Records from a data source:
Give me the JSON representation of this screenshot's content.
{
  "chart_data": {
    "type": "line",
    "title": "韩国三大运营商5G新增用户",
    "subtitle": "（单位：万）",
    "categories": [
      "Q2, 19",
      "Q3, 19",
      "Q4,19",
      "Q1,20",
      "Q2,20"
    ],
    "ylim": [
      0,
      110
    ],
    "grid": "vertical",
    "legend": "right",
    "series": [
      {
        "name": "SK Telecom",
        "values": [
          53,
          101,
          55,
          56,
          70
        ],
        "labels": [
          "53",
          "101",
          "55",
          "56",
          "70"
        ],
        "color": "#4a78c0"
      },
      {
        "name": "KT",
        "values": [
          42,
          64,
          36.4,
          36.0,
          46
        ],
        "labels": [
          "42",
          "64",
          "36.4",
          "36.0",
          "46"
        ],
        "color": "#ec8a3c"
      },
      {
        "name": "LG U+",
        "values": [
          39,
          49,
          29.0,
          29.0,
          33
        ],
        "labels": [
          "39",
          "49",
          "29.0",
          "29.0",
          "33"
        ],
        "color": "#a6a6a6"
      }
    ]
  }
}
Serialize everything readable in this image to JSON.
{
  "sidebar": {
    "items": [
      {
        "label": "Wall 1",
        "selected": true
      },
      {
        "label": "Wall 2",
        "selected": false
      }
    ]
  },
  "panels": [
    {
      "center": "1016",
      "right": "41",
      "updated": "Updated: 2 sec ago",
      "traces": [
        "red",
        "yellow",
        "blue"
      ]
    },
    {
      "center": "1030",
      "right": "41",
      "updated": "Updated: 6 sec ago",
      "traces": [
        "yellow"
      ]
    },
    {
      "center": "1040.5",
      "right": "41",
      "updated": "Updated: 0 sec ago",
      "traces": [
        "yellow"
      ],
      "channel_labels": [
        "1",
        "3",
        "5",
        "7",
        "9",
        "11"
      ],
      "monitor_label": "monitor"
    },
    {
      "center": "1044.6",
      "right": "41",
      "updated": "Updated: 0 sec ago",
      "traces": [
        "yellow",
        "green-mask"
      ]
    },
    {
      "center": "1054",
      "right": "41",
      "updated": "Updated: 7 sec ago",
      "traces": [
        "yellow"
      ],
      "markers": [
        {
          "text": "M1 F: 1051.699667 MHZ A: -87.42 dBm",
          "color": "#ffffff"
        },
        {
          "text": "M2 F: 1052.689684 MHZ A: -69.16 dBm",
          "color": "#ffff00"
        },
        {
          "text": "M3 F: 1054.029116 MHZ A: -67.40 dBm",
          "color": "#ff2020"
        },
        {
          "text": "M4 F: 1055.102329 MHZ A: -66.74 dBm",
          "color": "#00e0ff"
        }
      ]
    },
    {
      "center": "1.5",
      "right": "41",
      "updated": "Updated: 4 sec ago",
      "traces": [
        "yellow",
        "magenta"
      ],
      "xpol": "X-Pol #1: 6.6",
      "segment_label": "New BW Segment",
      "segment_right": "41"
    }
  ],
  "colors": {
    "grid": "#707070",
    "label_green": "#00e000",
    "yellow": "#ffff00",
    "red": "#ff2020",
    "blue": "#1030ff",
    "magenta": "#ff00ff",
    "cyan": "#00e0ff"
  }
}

== Task brief ==
From the first line to the last, please quote the material above exactly.

== The completed task ==
Give me the JSON representation of this screenshot's content.
{
  "chart_data": {
    "type": "line",
    "title": "韩国三大运营商5G新增用户",
    "subtitle": "（单位：万）",
    "categories": [
      "Q2, 19",
      "Q3, 19",
      "Q4,19",
      "Q1,20",
      "Q2,20"
    ],
    "ylim": [
      0,
      110
    ],
    "grid": "vertical",
    "legend": "right",
    "series": [
      {
        "name": "SK Telecom",
        "values": [
          53,
          101,
          55,
          56,
          70
        ],
        "labels": [
          "53",
          "101",
          "55",
          "56",
          "70"
        ],
        "color": "#4a78c0"
      },
      {
        "name": "KT",
        "values": [
          42,
          64,
          36.4,
          36.0,
          46
        ],
        "labels": [
          "42",
          "64",
          "36.4",
          "36.0",
          "46"
        ],
        "color": "#ec8a3c"
      },
      {
        "name": "LG U+",
        "values": [
          39,
          49,
          29.0,
          29.0,
          33
        ],
        "labels": [
          "39",
          "49",
          "29.0",
          "29.0",
          "33"
        ],
        "color": "#a6a6a6"
      }
    ]
  }
}
Serialize everything readable in this image to JSON.
{
  "sidebar": {
    "items": [
      {
        "label": "Wall 1",
        "selected": true
      },
      {
        "label": "Wall 2",
        "selected": false
      }
    ]
  },
  "panels": [
    {
      "center": "1016",
      "right": "41",
      "updated": "Updated: 2 sec ago",
      "traces": [
        "red",
        "yellow",
        "blue"
      ]
    },
    {
      "center": "1030",
      "right": "41",
      "updated": "Updated: 6 sec ago",
      "traces": [
        "yellow"
      ]
    },
    {
      "center": "1040.5",
      "right": "41",
      "updated": "Updated: 0 sec ago",
      "traces": [
        "yellow"
      ],
      "channel_labels": [
        "1",
        "3",
        "5",
        "7",
        "9",
        "11"
      ],
      "monitor_label": "monitor"
    },
    {
      "center": "1044.6",
      "right": "41",
      "updated": "Updated: 0 sec ago",
      "traces": [
        "yellow",
        "green-mask"
      ]
    },
    {
      "center": "1054",
      "right": "41",
      "updated": "Updated: 7 sec ago",
      "traces": [
        "yellow"
      ],
      "markers": [
        {
          "text": "M1 F: 1051.699667 MHZ A: -87.42 dBm",
          "color": "#ffffff"
        },
        {
          "text": "M2 F: 1052.689684 MHZ A: -69.16 dBm",
          "color": "#ffff00"
        },
        {
          "text": "M3 F: 1054.029116 MHZ A: -67.40 dBm",
          "color": "#ff2020"
        },
        {
          "text": "M4 F: 1055.102329 MHZ A: -66.74 dBm",
          "color": "#00e0ff"
        }
      ]
    },
    {
      "center": "1.5",
      "right": "41",
      "updated": "Updated: 4 sec ago",
      "traces": [
        "yellow",
        "magenta"
      ],
      "xpol": "X-Pol #1: 6.6",
      "segment_label": "New BW Segment",
      "segment_right": "41"
    }
  ],
  "colors": {
    "grid": "#707070",
    "label_green": "#00e000",
    "yellow": "#ffff00",
    "red": "#ff2020",
    "blue": "#1030ff",
    "magenta": "#ff00ff",
    "cyan": "#00e0ff"
  }
}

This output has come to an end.